WRITTEN REQUEST - Extract the lines of the listing below verbatim, beginning at its first line and stopping after the line that contains "chack-dot xyxy=(1212,85,1220,93)".

EXTRACTED DATA -
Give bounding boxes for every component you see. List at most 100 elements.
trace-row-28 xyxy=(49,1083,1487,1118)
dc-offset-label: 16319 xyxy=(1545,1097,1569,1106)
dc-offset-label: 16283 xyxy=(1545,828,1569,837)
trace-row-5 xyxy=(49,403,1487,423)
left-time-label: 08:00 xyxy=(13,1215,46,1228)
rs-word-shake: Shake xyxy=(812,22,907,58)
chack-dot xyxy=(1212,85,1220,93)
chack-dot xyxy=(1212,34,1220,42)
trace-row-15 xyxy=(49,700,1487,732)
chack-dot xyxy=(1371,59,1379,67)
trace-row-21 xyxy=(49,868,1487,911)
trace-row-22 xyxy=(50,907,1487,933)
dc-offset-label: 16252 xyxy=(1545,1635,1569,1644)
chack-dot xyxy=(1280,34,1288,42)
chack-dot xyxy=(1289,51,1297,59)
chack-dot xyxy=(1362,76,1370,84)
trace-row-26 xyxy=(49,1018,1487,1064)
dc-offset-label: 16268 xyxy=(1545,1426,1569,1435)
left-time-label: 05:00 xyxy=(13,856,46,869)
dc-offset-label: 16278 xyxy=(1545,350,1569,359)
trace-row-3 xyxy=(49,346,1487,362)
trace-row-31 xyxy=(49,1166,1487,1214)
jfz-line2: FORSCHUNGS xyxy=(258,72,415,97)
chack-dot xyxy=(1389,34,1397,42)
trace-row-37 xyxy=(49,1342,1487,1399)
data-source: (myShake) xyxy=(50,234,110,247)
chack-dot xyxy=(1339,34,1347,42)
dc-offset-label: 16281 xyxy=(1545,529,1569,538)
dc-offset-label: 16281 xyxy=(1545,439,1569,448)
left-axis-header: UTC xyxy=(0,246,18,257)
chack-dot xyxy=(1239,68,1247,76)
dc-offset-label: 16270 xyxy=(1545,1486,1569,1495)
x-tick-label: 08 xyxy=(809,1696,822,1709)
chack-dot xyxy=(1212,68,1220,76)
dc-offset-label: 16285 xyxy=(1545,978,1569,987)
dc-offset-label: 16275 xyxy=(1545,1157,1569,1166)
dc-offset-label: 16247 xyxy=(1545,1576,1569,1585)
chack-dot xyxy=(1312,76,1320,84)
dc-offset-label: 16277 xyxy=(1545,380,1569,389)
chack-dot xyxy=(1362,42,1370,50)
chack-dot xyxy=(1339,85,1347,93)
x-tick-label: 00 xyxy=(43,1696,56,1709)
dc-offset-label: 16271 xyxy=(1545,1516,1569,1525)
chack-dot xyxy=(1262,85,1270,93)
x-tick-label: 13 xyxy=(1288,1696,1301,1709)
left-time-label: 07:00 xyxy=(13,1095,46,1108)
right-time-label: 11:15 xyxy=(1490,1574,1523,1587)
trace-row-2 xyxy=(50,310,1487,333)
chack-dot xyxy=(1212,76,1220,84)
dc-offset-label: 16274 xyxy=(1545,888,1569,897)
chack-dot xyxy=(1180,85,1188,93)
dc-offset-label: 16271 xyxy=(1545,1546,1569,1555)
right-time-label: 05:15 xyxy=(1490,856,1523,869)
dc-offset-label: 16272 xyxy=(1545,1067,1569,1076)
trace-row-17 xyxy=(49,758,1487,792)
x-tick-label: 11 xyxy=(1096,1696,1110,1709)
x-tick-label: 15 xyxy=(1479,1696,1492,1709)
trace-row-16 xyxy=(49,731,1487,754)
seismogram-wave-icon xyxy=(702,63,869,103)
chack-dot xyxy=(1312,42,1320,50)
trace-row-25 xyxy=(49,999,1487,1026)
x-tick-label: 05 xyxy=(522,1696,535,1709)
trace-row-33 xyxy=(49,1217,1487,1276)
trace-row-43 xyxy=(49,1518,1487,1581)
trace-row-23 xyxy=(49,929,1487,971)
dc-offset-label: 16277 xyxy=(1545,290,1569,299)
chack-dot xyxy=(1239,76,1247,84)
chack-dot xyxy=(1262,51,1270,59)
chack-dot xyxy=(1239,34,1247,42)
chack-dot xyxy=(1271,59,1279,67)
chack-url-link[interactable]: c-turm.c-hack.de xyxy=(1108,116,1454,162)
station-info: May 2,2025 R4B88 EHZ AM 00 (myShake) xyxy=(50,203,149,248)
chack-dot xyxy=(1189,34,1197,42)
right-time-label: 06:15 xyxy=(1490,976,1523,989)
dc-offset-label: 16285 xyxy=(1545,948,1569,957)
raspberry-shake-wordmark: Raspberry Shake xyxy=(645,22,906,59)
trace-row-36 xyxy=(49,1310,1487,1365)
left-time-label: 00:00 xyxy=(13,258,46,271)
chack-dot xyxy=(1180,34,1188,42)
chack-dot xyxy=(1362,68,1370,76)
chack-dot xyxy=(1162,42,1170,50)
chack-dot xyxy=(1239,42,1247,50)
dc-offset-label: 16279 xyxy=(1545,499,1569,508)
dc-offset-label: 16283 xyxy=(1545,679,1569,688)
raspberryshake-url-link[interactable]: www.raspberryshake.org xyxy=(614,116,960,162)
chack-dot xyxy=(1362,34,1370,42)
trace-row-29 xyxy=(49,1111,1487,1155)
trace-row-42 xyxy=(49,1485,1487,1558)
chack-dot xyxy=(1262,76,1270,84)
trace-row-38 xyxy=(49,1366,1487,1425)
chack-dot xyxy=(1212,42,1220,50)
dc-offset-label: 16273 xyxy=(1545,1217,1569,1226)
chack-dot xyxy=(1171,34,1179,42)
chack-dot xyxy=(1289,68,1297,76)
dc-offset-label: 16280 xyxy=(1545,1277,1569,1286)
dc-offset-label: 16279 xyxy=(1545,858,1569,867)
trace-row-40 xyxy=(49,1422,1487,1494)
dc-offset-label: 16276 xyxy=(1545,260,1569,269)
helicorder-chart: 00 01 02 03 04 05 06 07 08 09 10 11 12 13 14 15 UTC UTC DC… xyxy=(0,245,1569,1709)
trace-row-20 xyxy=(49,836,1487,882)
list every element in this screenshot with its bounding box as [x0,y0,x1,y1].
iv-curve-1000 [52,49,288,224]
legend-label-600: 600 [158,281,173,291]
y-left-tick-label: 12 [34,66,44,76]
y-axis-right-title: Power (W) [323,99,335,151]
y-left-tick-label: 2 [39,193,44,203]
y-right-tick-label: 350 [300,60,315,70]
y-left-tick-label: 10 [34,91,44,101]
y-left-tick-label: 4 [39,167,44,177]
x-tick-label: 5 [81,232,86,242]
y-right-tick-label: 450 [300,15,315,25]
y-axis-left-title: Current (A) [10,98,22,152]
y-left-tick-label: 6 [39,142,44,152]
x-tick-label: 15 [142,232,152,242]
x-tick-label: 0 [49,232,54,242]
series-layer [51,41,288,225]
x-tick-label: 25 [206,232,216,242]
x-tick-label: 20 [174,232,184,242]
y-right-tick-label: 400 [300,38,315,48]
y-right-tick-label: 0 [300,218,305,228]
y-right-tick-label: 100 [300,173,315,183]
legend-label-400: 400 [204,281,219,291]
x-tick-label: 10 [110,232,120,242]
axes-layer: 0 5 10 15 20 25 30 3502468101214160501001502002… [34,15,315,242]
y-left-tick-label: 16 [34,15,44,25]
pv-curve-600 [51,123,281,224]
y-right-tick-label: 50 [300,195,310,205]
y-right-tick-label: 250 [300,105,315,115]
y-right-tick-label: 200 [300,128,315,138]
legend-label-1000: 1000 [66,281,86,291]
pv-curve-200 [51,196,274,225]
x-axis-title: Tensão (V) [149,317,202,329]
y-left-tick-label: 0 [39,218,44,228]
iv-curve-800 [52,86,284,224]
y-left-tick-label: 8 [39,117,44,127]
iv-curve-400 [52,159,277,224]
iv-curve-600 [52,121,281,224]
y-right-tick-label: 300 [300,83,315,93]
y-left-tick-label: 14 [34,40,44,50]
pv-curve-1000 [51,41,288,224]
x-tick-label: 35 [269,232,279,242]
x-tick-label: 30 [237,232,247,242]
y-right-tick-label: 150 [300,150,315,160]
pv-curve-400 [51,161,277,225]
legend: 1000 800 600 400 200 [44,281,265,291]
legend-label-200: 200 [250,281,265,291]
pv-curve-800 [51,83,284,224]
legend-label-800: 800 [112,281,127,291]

RESPONSE TO THE EXERCISE -
Give bounding boxes for every component you see. List at most 100 elements.
trace-row-28 xyxy=(49,1083,1487,1118)
dc-offset-label: 16319 xyxy=(1545,1097,1569,1106)
dc-offset-label: 16283 xyxy=(1545,828,1569,837)
trace-row-5 xyxy=(49,403,1487,423)
left-time-label: 08:00 xyxy=(13,1215,46,1228)
rs-word-shake: Shake xyxy=(812,22,907,58)
chack-dot xyxy=(1212,85,1220,93)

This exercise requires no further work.